[Instruction] Repeat the data that follows, word for word, without the images.

--

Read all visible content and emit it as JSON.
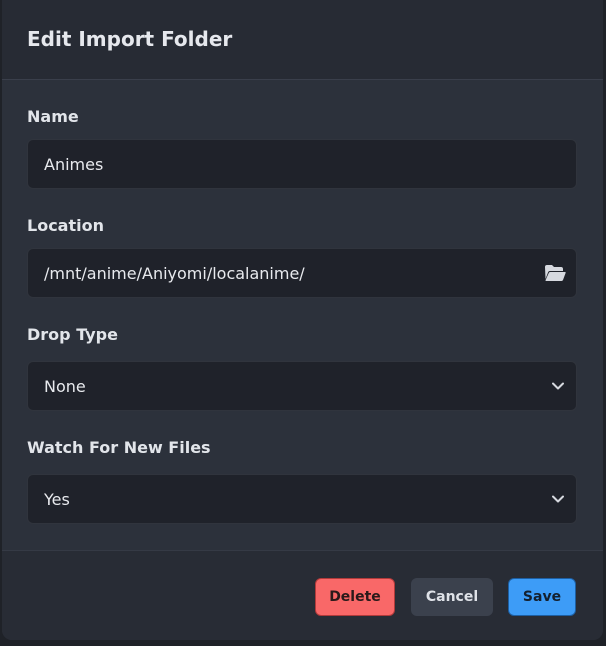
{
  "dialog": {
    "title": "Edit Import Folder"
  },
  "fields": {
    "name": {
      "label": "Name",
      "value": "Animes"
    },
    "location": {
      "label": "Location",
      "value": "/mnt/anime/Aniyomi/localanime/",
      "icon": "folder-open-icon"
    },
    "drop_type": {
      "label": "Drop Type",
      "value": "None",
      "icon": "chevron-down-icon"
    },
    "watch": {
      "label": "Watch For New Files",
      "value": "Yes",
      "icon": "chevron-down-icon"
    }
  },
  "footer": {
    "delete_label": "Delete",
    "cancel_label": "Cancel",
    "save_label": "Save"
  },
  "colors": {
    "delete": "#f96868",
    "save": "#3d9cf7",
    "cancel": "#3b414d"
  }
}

--

[Response to this exercise]
Read all visible content and emit it as JSON.
{
  "dialog": {
    "title": "Edit Import Folder"
  },
  "fields": {
    "name": {
      "label": "Name",
      "value": "Animes"
    },
    "location": {
      "label": "Location",
      "value": "/mnt/anime/Aniyomi/localanime/",
      "icon": "folder-open-icon"
    },
    "drop_type": {
      "label": "Drop Type",
      "value": "None",
      "icon": "chevron-down-icon"
    },
    "watch": {
      "label": "Watch For New Files",
      "value": "Yes",
      "icon": "chevron-down-icon"
    }
  },
  "footer": {
    "delete_label": "Delete",
    "cancel_label": "Cancel",
    "save_label": "Save"
  },
  "colors": {
    "delete": "#f96868",
    "save": "#3d9cf7",
    "cancel": "#3b414d"
  }
}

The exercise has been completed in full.